TASK DIRECTIONS —
Copy out each line of the data holding "school".

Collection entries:
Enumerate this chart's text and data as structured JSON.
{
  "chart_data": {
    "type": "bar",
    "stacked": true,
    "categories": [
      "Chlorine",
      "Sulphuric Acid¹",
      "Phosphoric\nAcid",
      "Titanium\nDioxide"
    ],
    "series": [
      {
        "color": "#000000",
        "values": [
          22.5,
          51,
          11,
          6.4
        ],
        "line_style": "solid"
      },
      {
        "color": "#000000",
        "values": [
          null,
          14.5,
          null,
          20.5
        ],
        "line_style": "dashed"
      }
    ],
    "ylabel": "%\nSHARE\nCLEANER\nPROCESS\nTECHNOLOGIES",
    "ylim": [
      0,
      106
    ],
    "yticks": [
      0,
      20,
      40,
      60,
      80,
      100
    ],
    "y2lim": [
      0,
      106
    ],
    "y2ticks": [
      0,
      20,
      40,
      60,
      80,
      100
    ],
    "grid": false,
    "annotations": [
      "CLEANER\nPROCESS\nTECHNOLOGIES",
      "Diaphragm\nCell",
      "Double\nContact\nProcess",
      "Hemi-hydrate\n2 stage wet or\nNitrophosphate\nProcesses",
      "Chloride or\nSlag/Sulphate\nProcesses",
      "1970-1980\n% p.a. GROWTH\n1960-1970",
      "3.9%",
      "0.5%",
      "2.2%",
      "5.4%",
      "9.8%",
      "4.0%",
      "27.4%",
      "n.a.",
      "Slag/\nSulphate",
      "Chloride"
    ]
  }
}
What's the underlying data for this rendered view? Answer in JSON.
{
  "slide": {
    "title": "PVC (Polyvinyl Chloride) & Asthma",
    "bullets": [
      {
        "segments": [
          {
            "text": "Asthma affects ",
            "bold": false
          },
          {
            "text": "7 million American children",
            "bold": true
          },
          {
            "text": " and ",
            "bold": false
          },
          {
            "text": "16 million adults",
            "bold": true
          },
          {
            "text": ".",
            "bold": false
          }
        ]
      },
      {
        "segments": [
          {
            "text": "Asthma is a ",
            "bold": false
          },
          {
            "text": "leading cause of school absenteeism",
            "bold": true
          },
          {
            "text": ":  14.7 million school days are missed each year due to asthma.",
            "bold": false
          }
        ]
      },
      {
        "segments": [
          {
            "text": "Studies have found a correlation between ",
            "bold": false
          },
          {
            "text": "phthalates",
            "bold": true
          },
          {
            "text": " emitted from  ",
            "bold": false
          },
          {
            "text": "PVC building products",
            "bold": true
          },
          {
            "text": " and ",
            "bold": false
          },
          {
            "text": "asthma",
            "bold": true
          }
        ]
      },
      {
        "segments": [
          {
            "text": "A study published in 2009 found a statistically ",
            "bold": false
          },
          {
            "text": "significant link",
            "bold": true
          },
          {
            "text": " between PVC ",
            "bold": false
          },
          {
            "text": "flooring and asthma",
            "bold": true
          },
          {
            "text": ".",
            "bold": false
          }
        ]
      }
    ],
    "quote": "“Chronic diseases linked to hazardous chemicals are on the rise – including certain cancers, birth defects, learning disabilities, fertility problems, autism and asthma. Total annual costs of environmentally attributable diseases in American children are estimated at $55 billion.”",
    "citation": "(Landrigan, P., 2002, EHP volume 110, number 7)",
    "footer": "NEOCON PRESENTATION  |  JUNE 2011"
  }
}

THE SOLUTION —
            "text": "leading cause of school absenteeism",
            "text": ":  14.7 million school days are missed each year due to asthma.",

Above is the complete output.